Extracts from a graphics dataset:

- - -

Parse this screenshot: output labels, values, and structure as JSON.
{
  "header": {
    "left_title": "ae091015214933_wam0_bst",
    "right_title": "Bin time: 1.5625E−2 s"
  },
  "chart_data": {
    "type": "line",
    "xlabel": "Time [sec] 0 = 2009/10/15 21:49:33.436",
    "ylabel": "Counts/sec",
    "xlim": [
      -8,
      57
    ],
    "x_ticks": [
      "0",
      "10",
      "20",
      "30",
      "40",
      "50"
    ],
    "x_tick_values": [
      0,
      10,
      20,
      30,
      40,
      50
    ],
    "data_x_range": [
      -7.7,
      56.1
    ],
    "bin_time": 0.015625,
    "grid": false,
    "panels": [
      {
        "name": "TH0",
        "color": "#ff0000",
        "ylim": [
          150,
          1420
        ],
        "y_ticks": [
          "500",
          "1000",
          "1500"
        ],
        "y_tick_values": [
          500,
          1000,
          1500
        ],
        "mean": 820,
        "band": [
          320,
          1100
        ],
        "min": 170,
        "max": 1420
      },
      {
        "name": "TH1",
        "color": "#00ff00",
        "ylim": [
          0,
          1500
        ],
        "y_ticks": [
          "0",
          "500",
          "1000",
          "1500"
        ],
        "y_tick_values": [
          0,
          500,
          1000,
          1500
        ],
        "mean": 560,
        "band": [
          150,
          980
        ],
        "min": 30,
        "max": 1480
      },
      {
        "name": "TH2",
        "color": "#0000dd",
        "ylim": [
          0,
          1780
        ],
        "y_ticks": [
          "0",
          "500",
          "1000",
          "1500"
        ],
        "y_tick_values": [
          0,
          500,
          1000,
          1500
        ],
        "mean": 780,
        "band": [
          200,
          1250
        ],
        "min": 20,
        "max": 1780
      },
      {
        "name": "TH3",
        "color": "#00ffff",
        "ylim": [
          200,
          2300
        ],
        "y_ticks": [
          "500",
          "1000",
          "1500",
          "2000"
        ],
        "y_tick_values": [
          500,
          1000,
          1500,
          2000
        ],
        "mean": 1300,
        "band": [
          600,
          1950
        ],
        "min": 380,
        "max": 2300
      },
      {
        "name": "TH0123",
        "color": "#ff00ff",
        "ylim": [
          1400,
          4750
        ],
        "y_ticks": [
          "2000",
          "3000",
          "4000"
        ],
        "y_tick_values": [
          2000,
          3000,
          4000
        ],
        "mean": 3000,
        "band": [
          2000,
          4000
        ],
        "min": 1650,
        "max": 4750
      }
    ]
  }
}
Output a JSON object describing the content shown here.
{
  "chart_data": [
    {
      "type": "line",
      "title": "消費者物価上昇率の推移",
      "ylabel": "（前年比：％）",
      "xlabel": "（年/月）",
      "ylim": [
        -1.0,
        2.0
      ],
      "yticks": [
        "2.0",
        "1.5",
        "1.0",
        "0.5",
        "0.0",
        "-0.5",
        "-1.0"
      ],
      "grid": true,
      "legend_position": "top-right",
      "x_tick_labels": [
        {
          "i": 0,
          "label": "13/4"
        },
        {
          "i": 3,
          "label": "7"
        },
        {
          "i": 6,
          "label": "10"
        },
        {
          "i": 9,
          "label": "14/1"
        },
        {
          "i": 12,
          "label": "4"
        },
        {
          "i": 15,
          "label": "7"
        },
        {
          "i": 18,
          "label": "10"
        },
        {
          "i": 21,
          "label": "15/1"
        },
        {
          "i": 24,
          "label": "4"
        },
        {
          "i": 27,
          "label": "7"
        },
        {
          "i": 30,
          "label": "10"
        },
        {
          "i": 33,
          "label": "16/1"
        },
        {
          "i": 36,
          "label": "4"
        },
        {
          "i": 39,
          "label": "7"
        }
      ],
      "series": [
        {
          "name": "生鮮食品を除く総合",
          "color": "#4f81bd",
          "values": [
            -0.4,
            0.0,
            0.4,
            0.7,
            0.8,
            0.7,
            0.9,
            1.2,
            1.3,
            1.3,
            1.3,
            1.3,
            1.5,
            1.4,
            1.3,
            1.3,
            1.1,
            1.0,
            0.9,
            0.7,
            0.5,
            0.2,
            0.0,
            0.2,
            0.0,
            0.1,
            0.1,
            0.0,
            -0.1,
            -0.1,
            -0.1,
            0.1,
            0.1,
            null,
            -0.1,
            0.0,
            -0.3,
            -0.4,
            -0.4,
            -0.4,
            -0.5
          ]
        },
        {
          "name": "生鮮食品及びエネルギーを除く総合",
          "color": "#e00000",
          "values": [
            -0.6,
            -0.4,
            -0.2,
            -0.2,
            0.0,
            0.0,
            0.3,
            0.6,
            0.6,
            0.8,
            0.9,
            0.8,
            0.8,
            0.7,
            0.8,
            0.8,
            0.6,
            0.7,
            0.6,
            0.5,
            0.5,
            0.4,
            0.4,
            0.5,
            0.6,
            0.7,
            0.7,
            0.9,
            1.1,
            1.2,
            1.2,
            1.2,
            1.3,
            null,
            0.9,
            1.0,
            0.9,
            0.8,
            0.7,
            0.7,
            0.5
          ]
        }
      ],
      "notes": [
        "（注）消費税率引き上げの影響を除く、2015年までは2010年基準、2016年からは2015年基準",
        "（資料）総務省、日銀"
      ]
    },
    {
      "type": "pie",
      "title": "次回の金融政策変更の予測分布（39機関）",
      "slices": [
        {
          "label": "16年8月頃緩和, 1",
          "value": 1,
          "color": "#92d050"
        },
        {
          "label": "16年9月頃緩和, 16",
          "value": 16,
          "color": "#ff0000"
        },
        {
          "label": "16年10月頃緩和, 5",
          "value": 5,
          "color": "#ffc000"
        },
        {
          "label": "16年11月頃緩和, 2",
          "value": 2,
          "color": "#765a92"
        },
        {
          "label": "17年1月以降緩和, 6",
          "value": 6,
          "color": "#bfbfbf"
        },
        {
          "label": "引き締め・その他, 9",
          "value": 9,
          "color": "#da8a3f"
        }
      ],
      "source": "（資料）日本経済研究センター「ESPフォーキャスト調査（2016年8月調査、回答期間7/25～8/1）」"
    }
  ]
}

- - -

_Your task_
Write out the whole listing exactly.

_Written response_
Parse this screenshot: output labels, values, and structure as JSON.
{
  "header": {
    "left_title": "ae091015214933_wam0_bst",
    "right_title": "Bin time: 1.5625E−2 s"
  },
  "chart_data": {
    "type": "line",
    "xlabel": "Time [sec] 0 = 2009/10/15 21:49:33.436",
    "ylabel": "Counts/sec",
    "xlim": [
      -8,
      57
    ],
    "x_ticks": [
      "0",
      "10",
      "20",
      "30",
      "40",
      "50"
    ],
    "x_tick_values": [
      0,
      10,
      20,
      30,
      40,
      50
    ],
    "data_x_range": [
      -7.7,
      56.1
    ],
    "bin_time": 0.015625,
    "grid": false,
    "panels": [
      {
        "name": "TH0",
        "color": "#ff0000",
        "ylim": [
          150,
          1420
        ],
        "y_ticks": [
          "500",
          "1000",
          "1500"
        ],
        "y_tick_values": [
          500,
          1000,
          1500
        ],
        "mean": 820,
        "band": [
          320,
          1100
        ],
        "min": 170,
        "max": 1420
      },
      {
        "name": "TH1",
        "color": "#00ff00",
        "ylim": [
          0,
          1500
        ],
        "y_ticks": [
          "0",
          "500",
          "1000",
          "1500"
        ],
        "y_tick_values": [
          0,
          500,
          1000,
          1500
        ],
        "mean": 560,
        "band": [
          150,
          980
        ],
        "min": 30,
        "max": 1480
      },
      {
        "name": "TH2",
        "color": "#0000dd",
        "ylim": [
          0,
          1780
        ],
        "y_ticks": [
          "0",
          "500",
          "1000",
          "1500"
        ],
        "y_tick_values": [
          0,
          500,
          1000,
          1500
        ],
        "mean": 780,
        "band": [
          200,
          1250
        ],
        "min": 20,
        "max": 1780
      },
      {
        "name": "TH3",
        "color": "#00ffff",
        "ylim": [
          200,
          2300
        ],
        "y_ticks": [
          "500",
          "1000",
          "1500",
          "2000"
        ],
        "y_tick_values": [
          500,
          1000,
          1500,
          2000
        ],
        "mean": 1300,
        "band": [
          600,
          1950
        ],
        "min": 380,
        "max": 2300
      },
      {
        "name": "TH0123",
        "color": "#ff00ff",
        "ylim": [
          1400,
          4750
        ],
        "y_ticks": [
          "2000",
          "3000",
          "4000"
        ],
        "y_tick_values": [
          2000,
          3000,
          4000
        ],
        "mean": 3000,
        "band": [
          2000,
          4000
        ],
        "min": 1650,
        "max": 4750
      }
    ]
  }
}
Output a JSON object describing the content shown here.
{
  "chart_data": [
    {
      "type": "line",
      "title": "消費者物価上昇率の推移",
      "ylabel": "（前年比：％）",
      "xlabel": "（年/月）",
      "ylim": [
        -1.0,
        2.0
      ],
      "yticks": [
        "2.0",
        "1.5",
        "1.0",
        "0.5",
        "0.0",
        "-0.5",
        "-1.0"
      ],
      "grid": true,
      "legend_position": "top-right",
      "x_tick_labels": [
        {
          "i": 0,
          "label": "13/4"
        },
        {
          "i": 3,
          "label": "7"
        },
        {
          "i": 6,
          "label": "10"
        },
        {
          "i": 9,
          "label": "14/1"
        },
        {
          "i": 12,
          "label": "4"
        },
        {
          "i": 15,
          "label": "7"
        },
        {
          "i": 18,
          "label": "10"
        },
        {
          "i": 21,
          "label": "15/1"
        },
        {
          "i": 24,
          "label": "4"
        },
        {
          "i": 27,
          "label": "7"
        },
        {
          "i": 30,
          "label": "10"
        },
        {
          "i": 33,
          "label": "16/1"
        },
        {
          "i": 36,
          "label": "4"
        },
        {
          "i": 39,
          "label": "7"
        }
      ],
      "series": [
        {
          "name": "生鮮食品を除く総合",
          "color": "#4f81bd",
          "values": [
            -0.4,
            0.0,
            0.4,
            0.7,
            0.8,
            0.7,
            0.9,
            1.2,
            1.3,
            1.3,
            1.3,
            1.3,
            1.5,
            1.4,
            1.3,
            1.3,
            1.1,
            1.0,
            0.9,
            0.7,
            0.5,
            0.2,
            0.0,
            0.2,
            0.0,
            0.1,
            0.1,
            0.0,
            -0.1,
            -0.1,
            -0.1,
            0.1,
            0.1,
            null,
            -0.1,
            0.0,
            -0.3,
            -0.4,
            -0.4,
            -0.4,
            -0.5
          ]
        },
        {
          "name": "生鮮食品及びエネルギーを除く総合",
          "color": "#e00000",
          "values": [
            -0.6,
            -0.4,
            -0.2,
            -0.2,
            0.0,
            0.0,
            0.3,
            0.6,
            0.6,
            0.8,
            0.9,
            0.8,
            0.8,
            0.7,
            0.8,
            0.8,
            0.6,
            0.7,
            0.6,
            0.5,
            0.5,
            0.4,
            0.4,
            0.5,
            0.6,
            0.7,
            0.7,
            0.9,
            1.1,
            1.2,
            1.2,
            1.2,
            1.3,
            null,
            0.9,
            1.0,
            0.9,
            0.8,
            0.7,
            0.7,
            0.5
          ]
        }
      ],
      "notes": [
        "（注）消費税率引き上げの影響を除く、2015年までは2010年基準、2016年からは2015年基準",
        "（資料）総務省、日銀"
      ]
    },
    {
      "type": "pie",
      "title": "次回の金融政策変更の予測分布（39機関）",
      "slices": [
        {
          "label": "16年8月頃緩和, 1",
          "value": 1,
          "color": "#92d050"
        },
        {
          "label": "16年9月頃緩和, 16",
          "value": 16,
          "color": "#ff0000"
        },
        {
          "label": "16年10月頃緩和, 5",
          "value": 5,
          "color": "#ffc000"
        },
        {
          "label": "16年11月頃緩和, 2",
          "value": 2,
          "color": "#765a92"
        },
        {
          "label": "17年1月以降緩和, 6",
          "value": 6,
          "color": "#bfbfbf"
        },
        {
          "label": "引き締め・その他, 9",
          "value": 9,
          "color": "#da8a3f"
        }
      ],
      "source": "（資料）日本経済研究センター「ESPフォーキャスト調査（2016年8月調査、回答期間7/25～8/1）」"
    }
  ]
}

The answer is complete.